» What this task involves: Write out the entire listing below exactly, with the pictures left out.

» Entries:
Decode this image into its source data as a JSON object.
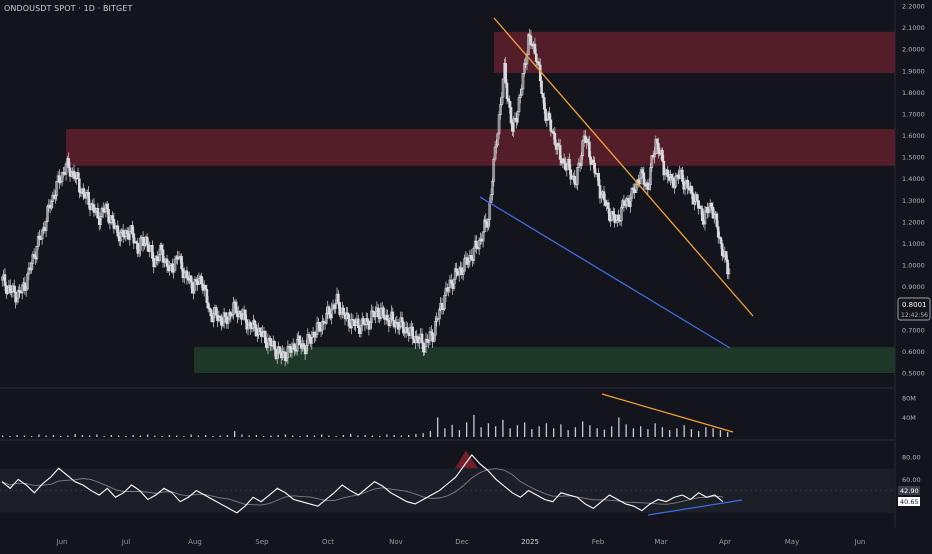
{
  "header": {
    "symbol_line": "ONDOUSDT SPOT · 1D · BITGET"
  },
  "colors": {
    "background": "#14151c",
    "candle": "#d8d9de",
    "resistance_zone": "#5a1f2b",
    "support_zone": "#1e3b2a",
    "downtrend_line": "#f4a23a",
    "support_line": "#3d6fe0",
    "rsi_line": "#ffffff",
    "rsi_ma": "#808080",
    "rsi_peak": "#8b2230"
  },
  "chart_data": [
    {
      "type": "candlestick",
      "title": "ONDOUSDT SPOT · 1D · BITGET",
      "y_ticks": [
        "2.2000",
        "2.1000",
        "2.0000",
        "1.9000",
        "1.8000",
        "1.7000",
        "1.6000",
        "1.5000",
        "1.4000",
        "1.3000",
        "1.2000",
        "1.1000",
        "1.0000",
        "0.9000",
        "0.7000",
        "0.6000",
        "0.5000"
      ],
      "ylim": [
        0.5,
        2.2
      ],
      "x_ticks": [
        "Jun",
        "Jul",
        "Aug",
        "Sep",
        "Oct",
        "Nov",
        "Dec",
        "2025",
        "Feb",
        "Mar",
        "Apr",
        "May",
        "Jun"
      ],
      "price_label": {
        "value": "0.8001",
        "countdown": "12:42:56"
      },
      "close_series": [
        [
          0,
          0.93
        ],
        [
          6,
          0.88
        ],
        [
          12,
          0.86
        ],
        [
          18,
          0.92
        ],
        [
          24,
          1.05
        ],
        [
          30,
          1.15
        ],
        [
          36,
          1.28
        ],
        [
          42,
          1.38
        ],
        [
          48,
          1.46
        ],
        [
          54,
          1.42
        ],
        [
          60,
          1.34
        ],
        [
          66,
          1.29
        ],
        [
          72,
          1.22
        ],
        [
          78,
          1.26
        ],
        [
          84,
          1.18
        ],
        [
          90,
          1.13
        ],
        [
          96,
          1.16
        ],
        [
          102,
          1.08
        ],
        [
          108,
          1.12
        ],
        [
          114,
          1.02
        ],
        [
          120,
          1.06
        ],
        [
          126,
          0.97
        ],
        [
          132,
          1.04
        ],
        [
          138,
          0.95
        ],
        [
          144,
          0.9
        ],
        [
          150,
          0.94
        ],
        [
          156,
          0.78
        ],
        [
          162,
          0.76
        ],
        [
          168,
          0.74
        ],
        [
          174,
          0.8
        ],
        [
          180,
          0.77
        ],
        [
          186,
          0.72
        ],
        [
          192,
          0.7
        ],
        [
          198,
          0.66
        ],
        [
          204,
          0.62
        ],
        [
          210,
          0.58
        ],
        [
          216,
          0.6
        ],
        [
          222,
          0.64
        ],
        [
          228,
          0.62
        ],
        [
          234,
          0.68
        ],
        [
          240,
          0.72
        ],
        [
          246,
          0.78
        ],
        [
          252,
          0.83
        ],
        [
          258,
          0.76
        ],
        [
          264,
          0.73
        ],
        [
          270,
          0.72
        ],
        [
          276,
          0.74
        ],
        [
          282,
          0.79
        ],
        [
          288,
          0.76
        ],
        [
          294,
          0.74
        ],
        [
          300,
          0.72
        ],
        [
          306,
          0.69
        ],
        [
          312,
          0.66
        ],
        [
          318,
          0.63
        ],
        [
          324,
          0.68
        ],
        [
          330,
          0.8
        ],
        [
          336,
          0.9
        ],
        [
          342,
          0.96
        ],
        [
          348,
          1.0
        ],
        [
          354,
          1.05
        ],
        [
          360,
          1.12
        ],
        [
          366,
          1.22
        ],
        [
          372,
          1.58
        ],
        [
          378,
          1.9
        ],
        [
          384,
          1.62
        ],
        [
          390,
          1.78
        ],
        [
          396,
          2.05
        ],
        [
          402,
          1.98
        ],
        [
          408,
          1.72
        ],
        [
          414,
          1.62
        ],
        [
          420,
          1.5
        ],
        [
          426,
          1.45
        ],
        [
          432,
          1.38
        ],
        [
          438,
          1.6
        ],
        [
          444,
          1.48
        ],
        [
          450,
          1.35
        ],
        [
          456,
          1.25
        ],
        [
          462,
          1.2
        ],
        [
          468,
          1.28
        ],
        [
          474,
          1.32
        ],
        [
          480,
          1.42
        ],
        [
          486,
          1.36
        ],
        [
          492,
          1.58
        ],
        [
          498,
          1.45
        ],
        [
          504,
          1.38
        ],
        [
          510,
          1.42
        ],
        [
          516,
          1.36
        ],
        [
          522,
          1.3
        ],
        [
          528,
          1.22
        ],
        [
          534,
          1.28
        ],
        [
          540,
          1.12
        ],
        [
          546,
          0.98
        ],
        [
          552,
          1.05
        ],
        [
          558,
          1.2
        ],
        [
          564,
          1.05
        ],
        [
          570,
          0.92
        ],
        [
          576,
          0.85
        ],
        [
          582,
          0.88
        ],
        [
          588,
          0.82
        ],
        [
          594,
          0.85
        ],
        [
          600,
          0.86
        ],
        [
          606,
          0.9
        ],
        [
          612,
          0.88
        ],
        [
          618,
          0.92
        ],
        [
          624,
          0.85
        ],
        [
          630,
          0.8
        ]
      ],
      "zones": [
        {
          "name": "resistance-upper",
          "from": 1.89,
          "to": 2.08
        },
        {
          "name": "resistance-lower",
          "from": 1.46,
          "to": 1.63
        },
        {
          "name": "support",
          "from": 0.5,
          "to": 0.62
        }
      ]
    },
    {
      "type": "bar",
      "title": "Volume",
      "y_ticks": [
        "80M",
        "40M"
      ],
      "ylim": [
        0,
        90
      ],
      "values": [
        3,
        2,
        4,
        3,
        2,
        5,
        3,
        4,
        2,
        3,
        6,
        4,
        3,
        5,
        2,
        4,
        3,
        2,
        4,
        3,
        5,
        3,
        2,
        4,
        3,
        2,
        5,
        3,
        4,
        2,
        3,
        4,
        12,
        5,
        3,
        4,
        2,
        3,
        4,
        5,
        3,
        2,
        4,
        3,
        5,
        3,
        2,
        4,
        6,
        3,
        4,
        3,
        2,
        5,
        4,
        3,
        4,
        6,
        8,
        12,
        40,
        18,
        25,
        14,
        30,
        45,
        20,
        28,
        22,
        35,
        18,
        24,
        30,
        16,
        22,
        28,
        18,
        26,
        14,
        20,
        32,
        24,
        18,
        15,
        22,
        40,
        26,
        18,
        22,
        16,
        28,
        20,
        14,
        18,
        24,
        16,
        12,
        20,
        18,
        14,
        10
      ]
    },
    {
      "type": "line",
      "title": "RSI",
      "y_ticks": [
        "80.00",
        "60.00",
        "40.65"
      ],
      "ylim": [
        20,
        90
      ],
      "rsi_labels": [
        "42.90",
        "40.65"
      ],
      "values": [
        58,
        52,
        60,
        55,
        48,
        56,
        62,
        70,
        64,
        58,
        55,
        50,
        46,
        52,
        44,
        48,
        55,
        50,
        42,
        46,
        52,
        48,
        40,
        44,
        50,
        46,
        42,
        38,
        34,
        30,
        36,
        44,
        40,
        46,
        52,
        48,
        42,
        40,
        38,
        36,
        42,
        48,
        55,
        50,
        46,
        52,
        58,
        54,
        48,
        44,
        40,
        38,
        42,
        46,
        50,
        56,
        62,
        72,
        82,
        74,
        68,
        60,
        54,
        48,
        44,
        50,
        46,
        42,
        40,
        48,
        46,
        44,
        38,
        34,
        40,
        46,
        42,
        38,
        36,
        32,
        38,
        42,
        40,
        44,
        46,
        42,
        48,
        44,
        46,
        40
      ]
    }
  ]
}
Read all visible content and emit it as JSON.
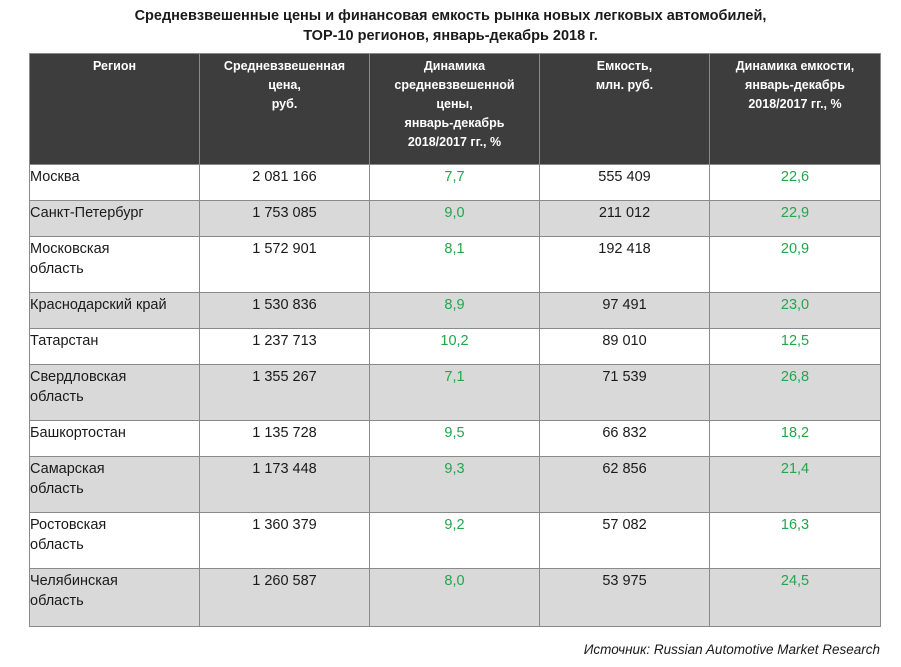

» Answer in full:
Decode this image into its source data as a JSON object.
{
  "header": {
    "symbol_line": "ONDOUSDT SPOT · 1D · BITGET"
  },
  "colors": {
    "background": "#14151c",
    "candle": "#d8d9de",
    "resistance_zone": "#5a1f2b",
    "support_zone": "#1e3b2a",
    "downtrend_line": "#f4a23a",
    "support_line": "#3d6fe0",
    "rsi_line": "#ffffff",
    "rsi_ma": "#808080",
    "rsi_peak": "#8b2230"
  },
  "chart_data": [
    {
      "type": "candlestick",
      "title": "ONDOUSDT SPOT · 1D · BITGET",
      "y_ticks": [
        "2.2000",
        "2.1000",
        "2.0000",
        "1.9000",
        "1.8000",
        "1.7000",
        "1.6000",
        "1.5000",
        "1.4000",
        "1.3000",
        "1.2000",
        "1.1000",
        "1.0000",
        "0.9000",
        "0.7000",
        "0.6000",
        "0.5000"
      ],
      "ylim": [
        0.5,
        2.2
      ],
      "x_ticks": [
        "Jun",
        "Jul",
        "Aug",
        "Sep",
        "Oct",
        "Nov",
        "Dec",
        "2025",
        "Feb",
        "Mar",
        "Apr",
        "May",
        "Jun"
      ],
      "price_label": {
        "value": "0.8001",
        "countdown": "12:42:56"
      },
      "close_series": [
        [
          0,
          0.93
        ],
        [
          6,
          0.88
        ],
        [
          12,
          0.86
        ],
        [
          18,
          0.92
        ],
        [
          24,
          1.05
        ],
        [
          30,
          1.15
        ],
        [
          36,
          1.28
        ],
        [
          42,
          1.38
        ],
        [
          48,
          1.46
        ],
        [
          54,
          1.42
        ],
        [
          60,
          1.34
        ],
        [
          66,
          1.29
        ],
        [
          72,
          1.22
        ],
        [
          78,
          1.26
        ],
        [
          84,
          1.18
        ],
        [
          90,
          1.13
        ],
        [
          96,
          1.16
        ],
        [
          102,
          1.08
        ],
        [
          108,
          1.12
        ],
        [
          114,
          1.02
        ],
        [
          120,
          1.06
        ],
        [
          126,
          0.97
        ],
        [
          132,
          1.04
        ],
        [
          138,
          0.95
        ],
        [
          144,
          0.9
        ],
        [
          150,
          0.94
        ],
        [
          156,
          0.78
        ],
        [
          162,
          0.76
        ],
        [
          168,
          0.74
        ],
        [
          174,
          0.8
        ],
        [
          180,
          0.77
        ],
        [
          186,
          0.72
        ],
        [
          192,
          0.7
        ],
        [
          198,
          0.66
        ],
        [
          204,
          0.62
        ],
        [
          210,
          0.58
        ],
        [
          216,
          0.6
        ],
        [
          222,
          0.64
        ],
        [
          228,
          0.62
        ],
        [
          234,
          0.68
        ],
        [
          240,
          0.72
        ],
        [
          246,
          0.78
        ],
        [
          252,
          0.83
        ],
        [
          258,
          0.76
        ],
        [
          264,
          0.73
        ],
        [
          270,
          0.72
        ],
        [
          276,
          0.74
        ],
        [
          282,
          0.79
        ],
        [
          288,
          0.76
        ],
        [
          294,
          0.74
        ],
        [
          300,
          0.72
        ],
        [
          306,
          0.69
        ],
        [
          312,
          0.66
        ],
        [
          318,
          0.63
        ],
        [
          324,
          0.68
        ],
        [
          330,
          0.8
        ],
        [
          336,
          0.9
        ],
        [
          342,
          0.96
        ],
        [
          348,
          1.0
        ],
        [
          354,
          1.05
        ],
        [
          360,
          1.12
        ],
        [
          366,
          1.22
        ],
        [
          372,
          1.58
        ],
        [
          378,
          1.9
        ],
        [
          384,
          1.62
        ],
        [
          390,
          1.78
        ],
        [
          396,
          2.05
        ],
        [
          402,
          1.98
        ],
        [
          408,
          1.72
        ],
        [
          414,
          1.62
        ],
        [
          420,
          1.5
        ],
        [
          426,
          1.45
        ],
        [
          432,
          1.38
        ],
        [
          438,
          1.6
        ],
        [
          444,
          1.48
        ],
        [
          450,
          1.35
        ],
        [
          456,
          1.25
        ],
        [
          462,
          1.2
        ],
        [
          468,
          1.28
        ],
        [
          474,
          1.32
        ],
        [
          480,
          1.42
        ],
        [
          486,
          1.36
        ],
        [
          492,
          1.58
        ],
        [
          498,
          1.45
        ],
        [
          504,
          1.38
        ],
        [
          510,
          1.42
        ],
        [
          516,
          1.36
        ],
        [
          522,
          1.3
        ],
        [
          528,
          1.22
        ],
        [
          534,
          1.28
        ],
        [
          540,
          1.12
        ],
        [
          546,
          0.98
        ],
        [
          552,
          1.05
        ],
        [
          558,
          1.2
        ],
        [
          564,
          1.05
        ],
        [
          570,
          0.92
        ],
        [
          576,
          0.85
        ],
        [
          582,
          0.88
        ],
        [
          588,
          0.82
        ],
        [
          594,
          0.85
        ],
        [
          600,
          0.86
        ],
        [
          606,
          0.9
        ],
        [
          612,
          0.88
        ],
        [
          618,
          0.92
        ],
        [
          624,
          0.85
        ],
        [
          630,
          0.8
        ]
      ],
      "zones": [
        {
          "name": "resistance-upper",
          "from": 1.89,
          "to": 2.08
        },
        {
          "name": "resistance-lower",
          "from": 1.46,
          "to": 1.63
        },
        {
          "name": "support",
          "from": 0.5,
          "to": 0.62
        }
      ]
    },
    {
      "type": "bar",
      "title": "Volume",
      "y_ticks": [
        "80M",
        "40M"
      ],
      "ylim": [
        0,
        90
      ],
      "values": [
        3,
        2,
        4,
        3,
        2,
        5,
        3,
        4,
        2,
        3,
        6,
        4,
        3,
        5,
        2,
        4,
        3,
        2,
        4,
        3,
        5,
        3,
        2,
        4,
        3,
        2,
        5,
        3,
        4,
        2,
        3,
        4,
        12,
        5,
        3,
        4,
        2,
        3,
        4,
        5,
        3,
        2,
        4,
        3,
        5,
        3,
        2,
        4,
        6,
        3,
        4,
        3,
        2,
        5,
        4,
        3,
        4,
        6,
        8,
        12,
        40,
        18,
        25,
        14,
        30,
        45,
        20,
        28,
        22,
        35,
        18,
        24,
        30,
        16,
        22,
        28,
        18,
        26,
        14,
        20,
        32,
        24,
        18,
        15,
        22,
        40,
        26,
        18,
        22,
        16,
        28,
        20,
        14,
        18,
        24,
        16,
        12,
        20,
        18,
        14,
        10
      ]
    },
    {
      "type": "line",
      "title": "RSI",
      "y_ticks": [
        "80.00",
        "60.00",
        "40.65"
      ],
      "ylim": [
        20,
        90
      ],
      "rsi_labels": [
        "42.90",
        "40.65"
      ],
      "values": [
        58,
        52,
        60,
        55,
        48,
        56,
        62,
        70,
        64,
        58,
        55,
        50,
        46,
        52,
        44,
        48,
        55,
        50,
        42,
        46,
        52,
        48,
        40,
        44,
        50,
        46,
        42,
        38,
        34,
        30,
        36,
        44,
        40,
        46,
        52,
        48,
        42,
        40,
        38,
        36,
        42,
        48,
        55,
        50,
        46,
        52,
        58,
        54,
        48,
        44,
        40,
        38,
        42,
        46,
        50,
        56,
        62,
        72,
        82,
        74,
        68,
        60,
        54,
        48,
        44,
        50,
        46,
        42,
        40,
        48,
        46,
        44,
        38,
        34,
        40,
        46,
        42,
        38,
        36,
        32,
        38,
        42,
        40,
        44,
        46,
        42,
        48,
        44,
        46,
        40
      ]
    }
  ]
}
Read all visible content and emit it as JSON.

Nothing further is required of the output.